## EXERCISE DIRECTIONS:
All of the entries need to be written out again, exactly as they are.

>>

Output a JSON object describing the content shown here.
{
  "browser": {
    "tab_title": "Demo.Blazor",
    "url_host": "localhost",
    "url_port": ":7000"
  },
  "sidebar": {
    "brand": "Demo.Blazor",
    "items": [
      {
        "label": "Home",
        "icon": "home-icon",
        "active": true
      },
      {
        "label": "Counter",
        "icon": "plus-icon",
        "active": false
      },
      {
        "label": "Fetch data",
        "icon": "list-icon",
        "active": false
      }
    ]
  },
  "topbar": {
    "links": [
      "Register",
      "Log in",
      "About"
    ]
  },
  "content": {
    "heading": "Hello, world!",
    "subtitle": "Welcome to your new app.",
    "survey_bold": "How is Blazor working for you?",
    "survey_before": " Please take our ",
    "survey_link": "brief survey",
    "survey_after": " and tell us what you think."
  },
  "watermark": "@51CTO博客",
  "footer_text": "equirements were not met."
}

<<

## COMPLETED EXERCISE:
Output a JSON object describing the content shown here.
{
  "browser": {
    "tab_title": "Demo.Blazor",
    "url_host": "localhost",
    "url_port": ":7000"
  },
  "sidebar": {
    "brand": "Demo.Blazor",
    "items": [
      {
        "label": "Home",
        "icon": "home-icon",
        "active": true
      },
      {
        "label": "Counter",
        "icon": "plus-icon",
        "active": false
      },
      {
        "label": "Fetch data",
        "icon": "list-icon",
        "active": false
      }
    ]
  },
  "topbar": {
    "links": [
      "Register",
      "Log in",
      "About"
    ]
  },
  "content": {
    "heading": "Hello, world!",
    "subtitle": "Welcome to your new app.",
    "survey_bold": "How is Blazor working for you?",
    "survey_before": " Please take our ",
    "survey_link": "brief survey",
    "survey_after": " and tell us what you think."
  },
  "watermark": "@51CTO博客",
  "footer_text": "equirements were not met."
}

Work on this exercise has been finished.